» **The task**: Find each line holding "problému" and copy it out.

** START OF Data supplied **

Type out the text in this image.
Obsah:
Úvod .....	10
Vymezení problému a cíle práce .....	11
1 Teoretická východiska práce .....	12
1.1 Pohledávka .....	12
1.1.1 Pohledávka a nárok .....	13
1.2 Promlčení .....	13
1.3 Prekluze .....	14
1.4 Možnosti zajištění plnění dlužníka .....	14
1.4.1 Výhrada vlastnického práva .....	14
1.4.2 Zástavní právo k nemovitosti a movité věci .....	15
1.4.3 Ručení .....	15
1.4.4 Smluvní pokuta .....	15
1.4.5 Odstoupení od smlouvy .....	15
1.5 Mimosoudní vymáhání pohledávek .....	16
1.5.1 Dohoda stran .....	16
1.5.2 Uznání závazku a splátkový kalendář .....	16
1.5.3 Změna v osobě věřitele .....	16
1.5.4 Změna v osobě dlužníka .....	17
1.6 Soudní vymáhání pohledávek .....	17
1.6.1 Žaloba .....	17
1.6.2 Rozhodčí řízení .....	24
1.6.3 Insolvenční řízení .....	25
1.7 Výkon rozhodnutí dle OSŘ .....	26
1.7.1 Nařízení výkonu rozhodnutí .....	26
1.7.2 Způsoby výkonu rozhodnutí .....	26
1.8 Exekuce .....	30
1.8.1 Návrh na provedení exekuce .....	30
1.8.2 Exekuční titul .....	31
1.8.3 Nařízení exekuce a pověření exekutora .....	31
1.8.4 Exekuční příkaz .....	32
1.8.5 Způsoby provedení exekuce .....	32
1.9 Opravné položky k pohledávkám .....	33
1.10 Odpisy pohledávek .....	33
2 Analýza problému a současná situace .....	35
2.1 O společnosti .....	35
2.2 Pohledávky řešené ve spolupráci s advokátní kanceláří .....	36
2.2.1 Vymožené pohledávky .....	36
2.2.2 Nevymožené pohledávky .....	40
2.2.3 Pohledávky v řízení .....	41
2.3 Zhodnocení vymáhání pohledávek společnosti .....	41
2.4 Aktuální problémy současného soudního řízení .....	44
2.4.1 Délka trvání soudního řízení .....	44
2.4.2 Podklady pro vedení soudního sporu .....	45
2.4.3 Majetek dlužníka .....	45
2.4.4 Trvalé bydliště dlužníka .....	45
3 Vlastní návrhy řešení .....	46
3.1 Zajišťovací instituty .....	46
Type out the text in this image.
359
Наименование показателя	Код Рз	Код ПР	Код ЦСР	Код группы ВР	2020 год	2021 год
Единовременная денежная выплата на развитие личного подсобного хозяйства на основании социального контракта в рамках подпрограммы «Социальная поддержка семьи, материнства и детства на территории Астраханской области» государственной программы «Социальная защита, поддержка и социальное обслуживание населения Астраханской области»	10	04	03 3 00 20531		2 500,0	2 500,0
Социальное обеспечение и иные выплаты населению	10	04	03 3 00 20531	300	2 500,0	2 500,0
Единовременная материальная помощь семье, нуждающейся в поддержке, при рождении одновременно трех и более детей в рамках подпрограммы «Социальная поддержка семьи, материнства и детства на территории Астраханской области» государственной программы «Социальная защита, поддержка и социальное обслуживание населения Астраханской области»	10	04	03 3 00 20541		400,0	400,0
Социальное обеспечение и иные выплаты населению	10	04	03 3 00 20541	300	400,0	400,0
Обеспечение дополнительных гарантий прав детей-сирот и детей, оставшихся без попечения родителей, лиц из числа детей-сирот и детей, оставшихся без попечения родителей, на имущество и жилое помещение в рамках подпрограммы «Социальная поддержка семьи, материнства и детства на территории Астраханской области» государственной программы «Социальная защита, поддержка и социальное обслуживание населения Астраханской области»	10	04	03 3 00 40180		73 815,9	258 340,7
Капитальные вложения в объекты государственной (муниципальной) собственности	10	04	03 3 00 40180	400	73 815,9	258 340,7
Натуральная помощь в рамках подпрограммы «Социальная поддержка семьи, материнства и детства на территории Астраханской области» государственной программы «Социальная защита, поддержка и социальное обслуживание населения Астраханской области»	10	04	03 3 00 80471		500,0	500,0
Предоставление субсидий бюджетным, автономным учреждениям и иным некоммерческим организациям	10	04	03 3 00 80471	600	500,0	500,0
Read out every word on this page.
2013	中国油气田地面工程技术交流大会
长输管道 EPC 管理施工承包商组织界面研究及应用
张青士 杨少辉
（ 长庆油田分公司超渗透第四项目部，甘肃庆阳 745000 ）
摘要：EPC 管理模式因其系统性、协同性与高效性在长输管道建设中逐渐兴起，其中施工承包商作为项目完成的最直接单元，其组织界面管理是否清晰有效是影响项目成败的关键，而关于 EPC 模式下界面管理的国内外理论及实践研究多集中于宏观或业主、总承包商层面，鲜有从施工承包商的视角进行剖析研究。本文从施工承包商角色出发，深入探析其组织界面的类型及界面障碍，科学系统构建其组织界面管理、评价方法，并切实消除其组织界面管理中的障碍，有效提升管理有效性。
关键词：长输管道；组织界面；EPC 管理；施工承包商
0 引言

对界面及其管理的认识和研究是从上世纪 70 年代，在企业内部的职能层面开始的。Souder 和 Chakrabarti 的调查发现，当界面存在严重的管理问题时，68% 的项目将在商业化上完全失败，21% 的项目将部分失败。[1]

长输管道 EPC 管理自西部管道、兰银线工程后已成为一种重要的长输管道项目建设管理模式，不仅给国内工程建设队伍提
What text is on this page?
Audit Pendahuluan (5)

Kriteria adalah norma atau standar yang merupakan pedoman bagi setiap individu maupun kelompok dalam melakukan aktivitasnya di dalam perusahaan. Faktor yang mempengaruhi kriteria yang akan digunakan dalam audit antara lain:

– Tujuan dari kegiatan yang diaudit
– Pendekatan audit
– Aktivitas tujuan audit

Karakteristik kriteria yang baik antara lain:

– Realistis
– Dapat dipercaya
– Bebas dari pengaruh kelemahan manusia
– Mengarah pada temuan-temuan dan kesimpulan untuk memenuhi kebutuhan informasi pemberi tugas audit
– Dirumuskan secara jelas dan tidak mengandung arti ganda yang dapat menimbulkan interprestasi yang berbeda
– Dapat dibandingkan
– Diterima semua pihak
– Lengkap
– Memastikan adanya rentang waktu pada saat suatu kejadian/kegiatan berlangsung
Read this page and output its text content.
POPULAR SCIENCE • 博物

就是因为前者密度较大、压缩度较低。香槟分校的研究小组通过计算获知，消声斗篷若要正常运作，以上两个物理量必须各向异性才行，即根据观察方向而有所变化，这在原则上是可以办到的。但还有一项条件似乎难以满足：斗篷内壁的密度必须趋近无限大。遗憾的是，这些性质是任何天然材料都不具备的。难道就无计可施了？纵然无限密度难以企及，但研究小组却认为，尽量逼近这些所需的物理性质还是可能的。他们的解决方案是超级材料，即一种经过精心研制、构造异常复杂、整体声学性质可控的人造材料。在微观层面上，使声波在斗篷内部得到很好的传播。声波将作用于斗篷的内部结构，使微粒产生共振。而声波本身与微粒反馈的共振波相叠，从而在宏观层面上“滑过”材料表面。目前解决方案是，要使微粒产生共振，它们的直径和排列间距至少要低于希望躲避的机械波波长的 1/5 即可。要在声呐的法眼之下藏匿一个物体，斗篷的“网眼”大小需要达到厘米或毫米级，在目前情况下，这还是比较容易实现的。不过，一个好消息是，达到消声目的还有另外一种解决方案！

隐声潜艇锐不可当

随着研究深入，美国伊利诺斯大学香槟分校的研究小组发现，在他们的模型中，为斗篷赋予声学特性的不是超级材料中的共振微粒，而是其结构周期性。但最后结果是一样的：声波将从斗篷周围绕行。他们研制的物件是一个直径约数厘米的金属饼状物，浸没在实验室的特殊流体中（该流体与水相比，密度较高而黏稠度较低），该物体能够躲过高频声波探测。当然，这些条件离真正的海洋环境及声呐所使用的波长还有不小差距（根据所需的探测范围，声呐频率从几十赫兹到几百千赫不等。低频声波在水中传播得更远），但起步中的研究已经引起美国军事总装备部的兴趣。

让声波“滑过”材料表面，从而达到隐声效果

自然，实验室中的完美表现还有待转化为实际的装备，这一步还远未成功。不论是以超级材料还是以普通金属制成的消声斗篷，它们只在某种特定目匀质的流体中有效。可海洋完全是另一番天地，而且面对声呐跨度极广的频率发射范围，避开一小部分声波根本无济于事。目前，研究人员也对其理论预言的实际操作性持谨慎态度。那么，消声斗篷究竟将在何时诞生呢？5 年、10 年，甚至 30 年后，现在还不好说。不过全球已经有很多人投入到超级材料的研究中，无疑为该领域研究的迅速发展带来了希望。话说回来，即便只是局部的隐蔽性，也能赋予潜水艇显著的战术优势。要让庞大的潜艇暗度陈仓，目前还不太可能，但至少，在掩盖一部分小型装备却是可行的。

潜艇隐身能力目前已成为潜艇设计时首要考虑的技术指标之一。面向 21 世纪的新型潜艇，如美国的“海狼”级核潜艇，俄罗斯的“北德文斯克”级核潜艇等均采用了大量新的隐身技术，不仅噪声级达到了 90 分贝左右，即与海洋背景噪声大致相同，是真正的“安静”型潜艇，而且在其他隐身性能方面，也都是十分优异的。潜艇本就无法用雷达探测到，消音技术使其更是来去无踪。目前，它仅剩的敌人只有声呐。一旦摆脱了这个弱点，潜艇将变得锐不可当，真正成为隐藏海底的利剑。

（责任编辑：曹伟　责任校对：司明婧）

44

** END OF Data supplied **

» **Solution**:
Vymezení problému a cíle práce .....	11
2 Analýza problému a současná situace .....	35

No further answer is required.